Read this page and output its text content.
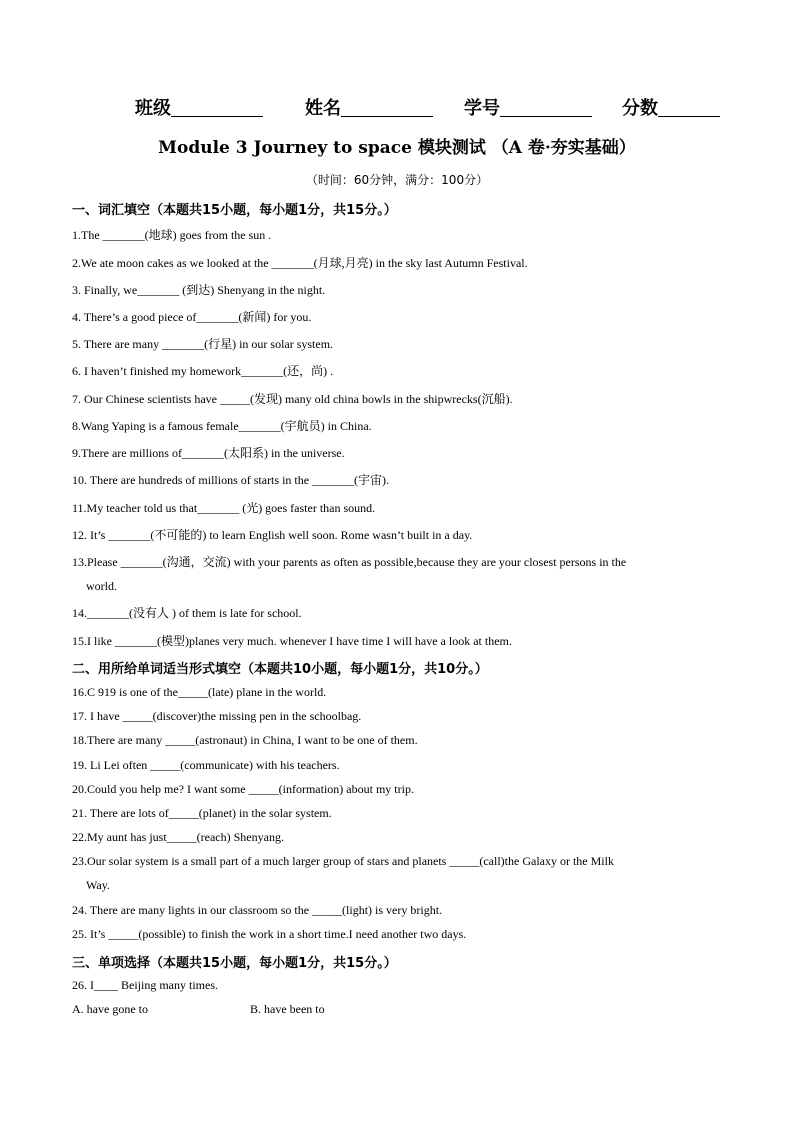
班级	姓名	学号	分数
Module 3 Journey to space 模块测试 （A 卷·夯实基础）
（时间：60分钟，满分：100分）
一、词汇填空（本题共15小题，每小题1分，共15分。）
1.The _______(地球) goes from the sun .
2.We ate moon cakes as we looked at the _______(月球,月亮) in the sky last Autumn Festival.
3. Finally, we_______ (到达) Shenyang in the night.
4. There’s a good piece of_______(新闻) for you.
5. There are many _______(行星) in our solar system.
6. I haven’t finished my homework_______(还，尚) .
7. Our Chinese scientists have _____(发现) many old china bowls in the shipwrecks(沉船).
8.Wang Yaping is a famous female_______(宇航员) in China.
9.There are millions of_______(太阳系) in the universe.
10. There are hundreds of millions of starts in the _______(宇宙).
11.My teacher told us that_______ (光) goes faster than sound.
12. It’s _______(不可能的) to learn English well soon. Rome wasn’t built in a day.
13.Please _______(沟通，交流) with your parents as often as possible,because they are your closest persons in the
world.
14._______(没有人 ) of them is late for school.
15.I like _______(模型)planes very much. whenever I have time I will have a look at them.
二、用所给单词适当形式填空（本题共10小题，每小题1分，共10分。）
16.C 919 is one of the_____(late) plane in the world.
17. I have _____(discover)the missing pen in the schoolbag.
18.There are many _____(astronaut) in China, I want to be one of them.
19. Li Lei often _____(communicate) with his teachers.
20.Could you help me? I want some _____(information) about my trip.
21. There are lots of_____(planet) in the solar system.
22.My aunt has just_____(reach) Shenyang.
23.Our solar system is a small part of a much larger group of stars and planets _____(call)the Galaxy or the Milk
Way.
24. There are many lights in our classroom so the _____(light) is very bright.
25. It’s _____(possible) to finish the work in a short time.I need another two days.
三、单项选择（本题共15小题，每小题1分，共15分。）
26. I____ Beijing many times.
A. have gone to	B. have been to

==

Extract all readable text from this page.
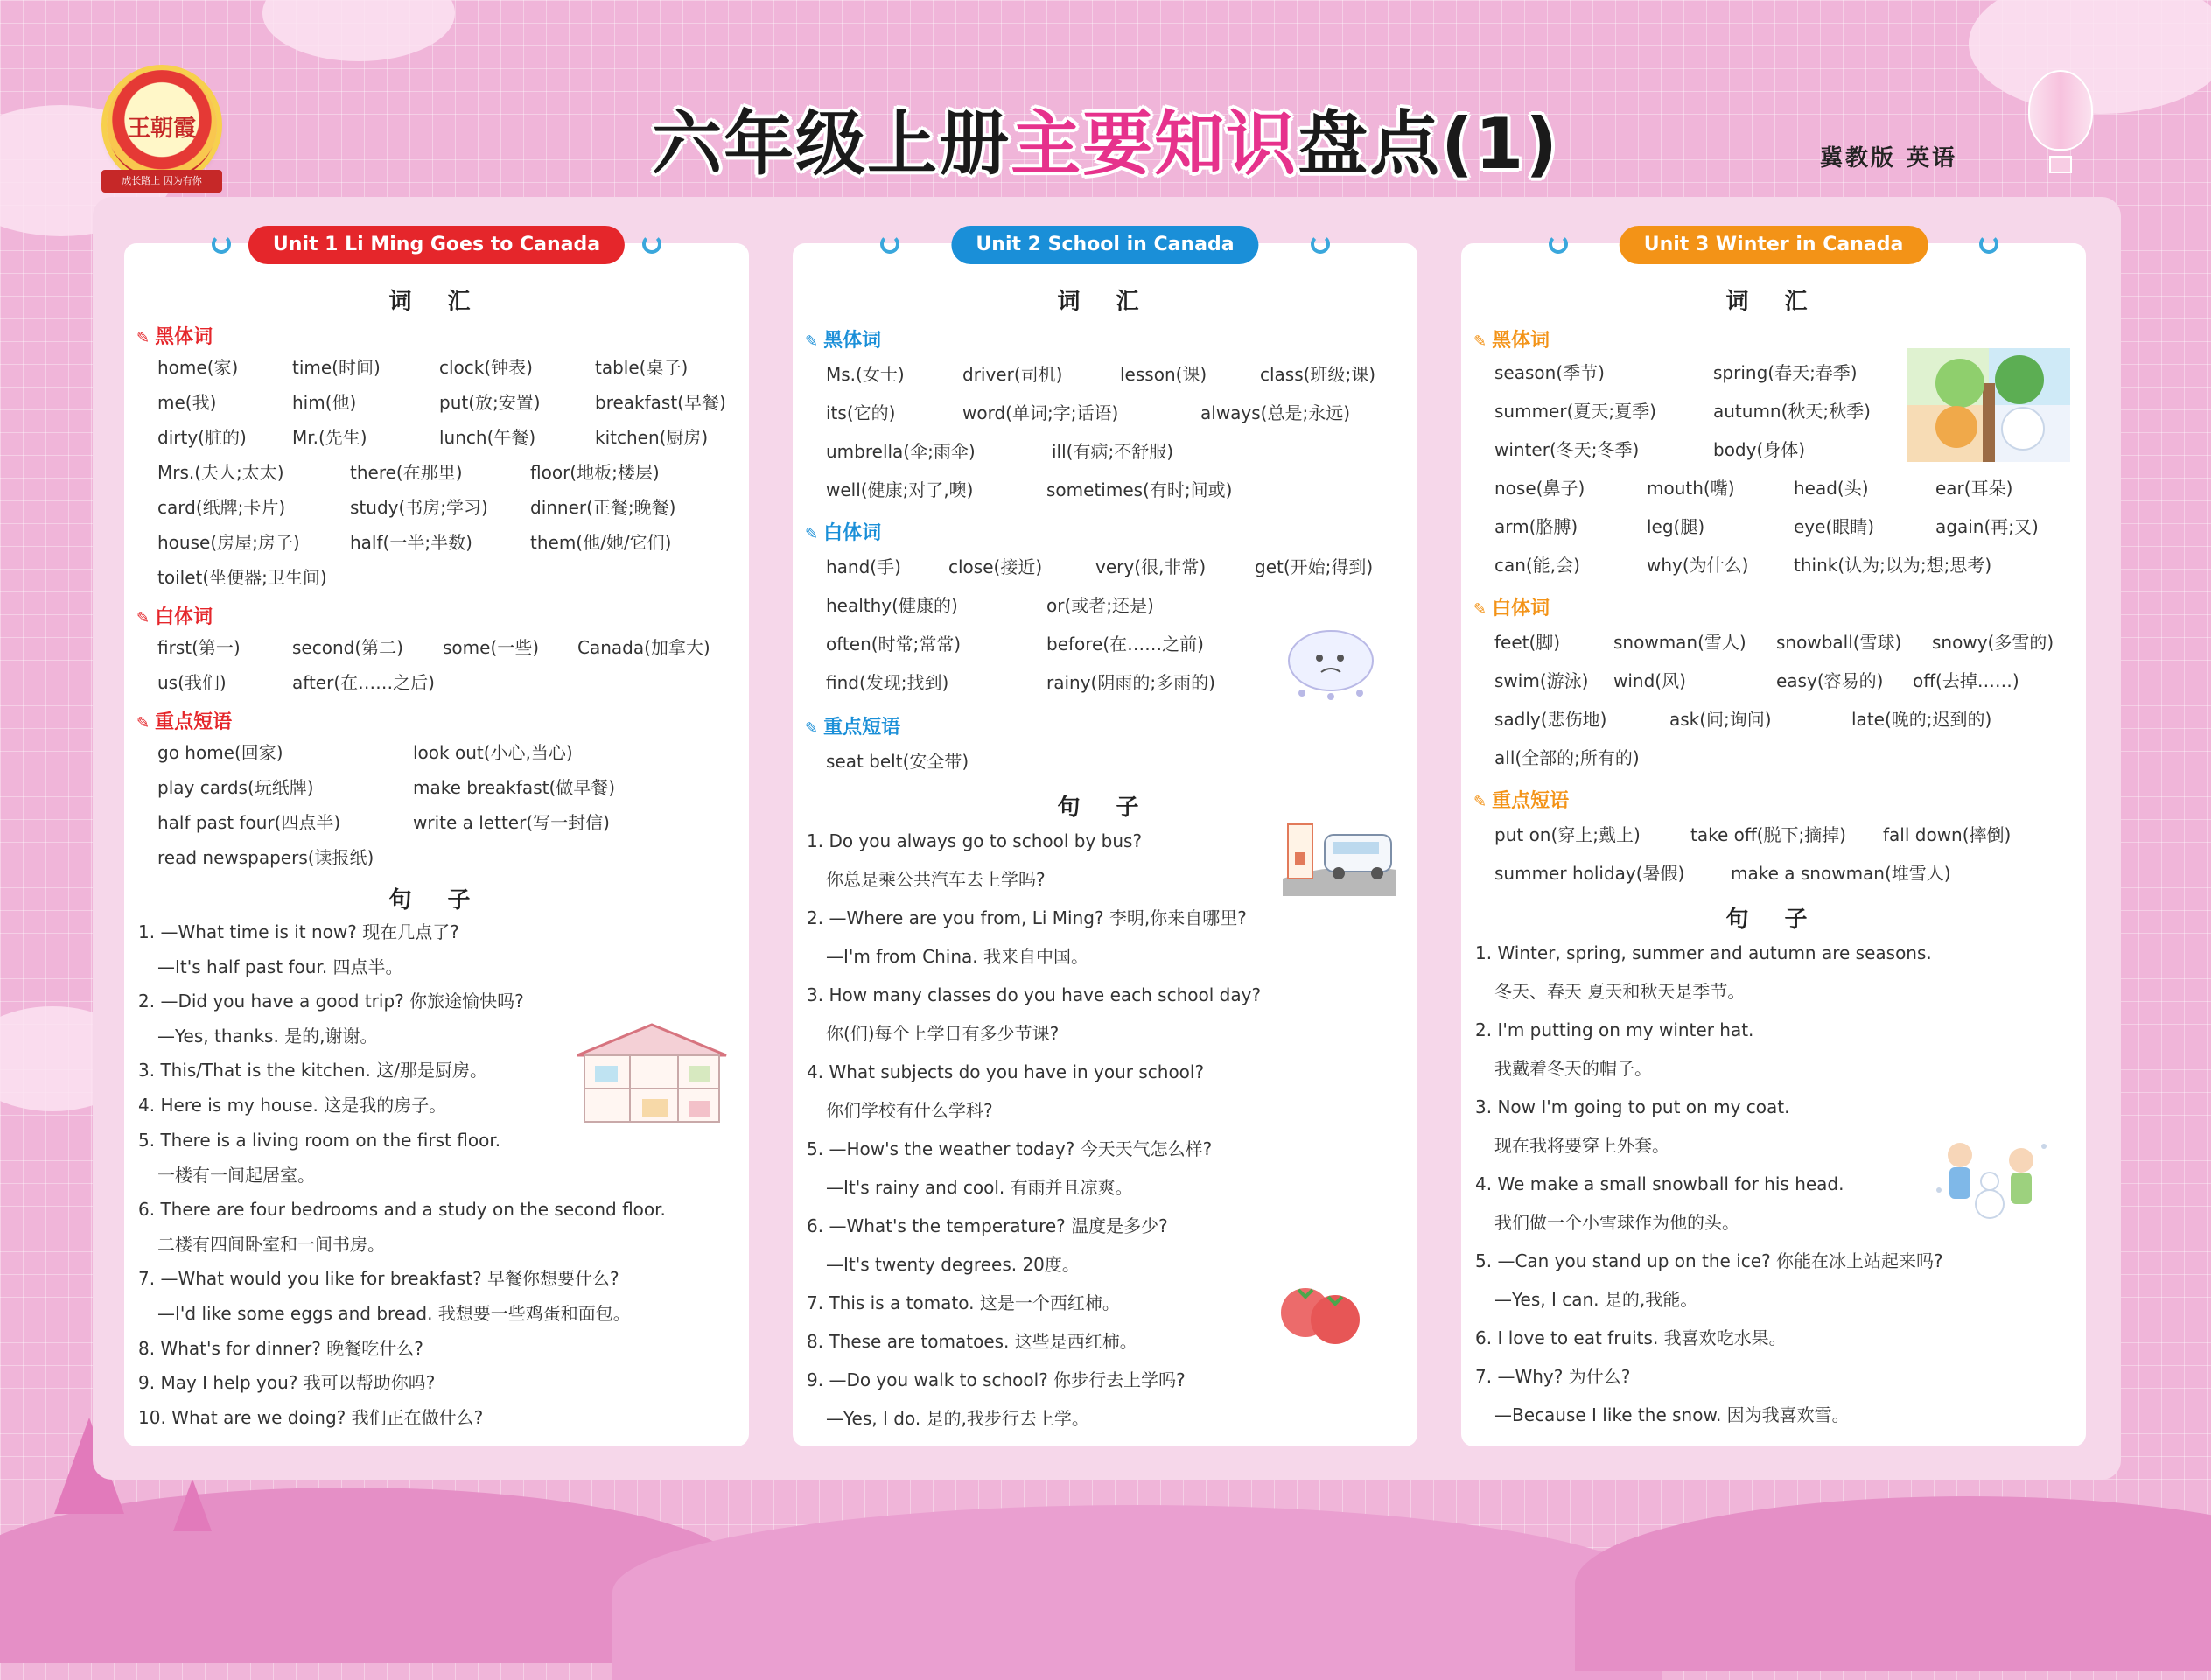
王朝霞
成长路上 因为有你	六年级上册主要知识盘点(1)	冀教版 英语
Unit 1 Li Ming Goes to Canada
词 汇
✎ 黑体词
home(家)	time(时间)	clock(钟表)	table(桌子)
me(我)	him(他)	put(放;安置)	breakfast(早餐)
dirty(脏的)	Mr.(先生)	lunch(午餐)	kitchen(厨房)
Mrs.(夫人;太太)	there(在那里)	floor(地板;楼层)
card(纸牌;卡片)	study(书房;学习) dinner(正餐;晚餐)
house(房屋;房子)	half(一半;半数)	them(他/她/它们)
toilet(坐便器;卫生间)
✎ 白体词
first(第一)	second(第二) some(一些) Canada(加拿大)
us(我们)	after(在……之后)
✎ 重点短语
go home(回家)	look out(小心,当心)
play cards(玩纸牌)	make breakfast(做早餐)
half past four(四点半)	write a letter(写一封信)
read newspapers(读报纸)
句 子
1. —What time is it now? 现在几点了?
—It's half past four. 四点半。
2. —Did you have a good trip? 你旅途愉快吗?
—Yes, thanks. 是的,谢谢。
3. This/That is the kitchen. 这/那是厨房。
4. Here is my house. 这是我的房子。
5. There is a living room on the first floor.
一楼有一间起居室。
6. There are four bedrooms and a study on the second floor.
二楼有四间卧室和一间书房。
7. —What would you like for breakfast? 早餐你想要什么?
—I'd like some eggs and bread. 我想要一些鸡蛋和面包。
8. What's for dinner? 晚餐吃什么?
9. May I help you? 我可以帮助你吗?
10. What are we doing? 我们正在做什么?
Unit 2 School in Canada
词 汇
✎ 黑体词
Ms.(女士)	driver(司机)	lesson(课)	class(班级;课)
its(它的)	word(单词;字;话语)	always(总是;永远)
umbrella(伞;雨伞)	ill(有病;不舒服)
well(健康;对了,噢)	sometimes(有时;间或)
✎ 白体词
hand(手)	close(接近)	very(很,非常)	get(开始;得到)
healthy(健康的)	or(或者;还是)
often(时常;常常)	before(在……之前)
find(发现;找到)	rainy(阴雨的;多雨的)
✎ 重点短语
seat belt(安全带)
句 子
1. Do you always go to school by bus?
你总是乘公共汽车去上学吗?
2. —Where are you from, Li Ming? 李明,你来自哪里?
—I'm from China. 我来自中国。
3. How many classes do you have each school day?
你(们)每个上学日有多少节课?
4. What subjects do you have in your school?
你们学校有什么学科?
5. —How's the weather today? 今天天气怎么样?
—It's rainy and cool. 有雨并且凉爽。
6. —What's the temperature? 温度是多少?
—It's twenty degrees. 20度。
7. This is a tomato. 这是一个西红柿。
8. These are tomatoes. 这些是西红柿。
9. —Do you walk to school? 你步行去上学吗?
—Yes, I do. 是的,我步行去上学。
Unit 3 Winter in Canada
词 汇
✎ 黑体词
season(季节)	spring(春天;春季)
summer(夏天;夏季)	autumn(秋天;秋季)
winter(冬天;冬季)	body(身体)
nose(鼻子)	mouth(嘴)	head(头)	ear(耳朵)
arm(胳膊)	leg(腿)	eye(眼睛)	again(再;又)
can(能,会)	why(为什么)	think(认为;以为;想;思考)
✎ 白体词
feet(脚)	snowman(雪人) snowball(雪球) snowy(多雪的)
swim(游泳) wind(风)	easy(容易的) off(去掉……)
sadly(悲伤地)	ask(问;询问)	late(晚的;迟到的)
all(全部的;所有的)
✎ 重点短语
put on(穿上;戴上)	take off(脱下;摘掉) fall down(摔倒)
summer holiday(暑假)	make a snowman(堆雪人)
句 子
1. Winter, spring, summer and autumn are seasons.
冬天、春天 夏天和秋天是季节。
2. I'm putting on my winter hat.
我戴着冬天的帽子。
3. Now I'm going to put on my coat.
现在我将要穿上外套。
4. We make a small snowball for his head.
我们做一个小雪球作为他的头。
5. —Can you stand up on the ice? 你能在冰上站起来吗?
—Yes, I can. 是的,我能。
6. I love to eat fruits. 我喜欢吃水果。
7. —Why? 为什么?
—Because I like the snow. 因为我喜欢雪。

### Directive
Find every line in the records that has the string "world", then state how many there are and nothing else.

### Answer to this task
2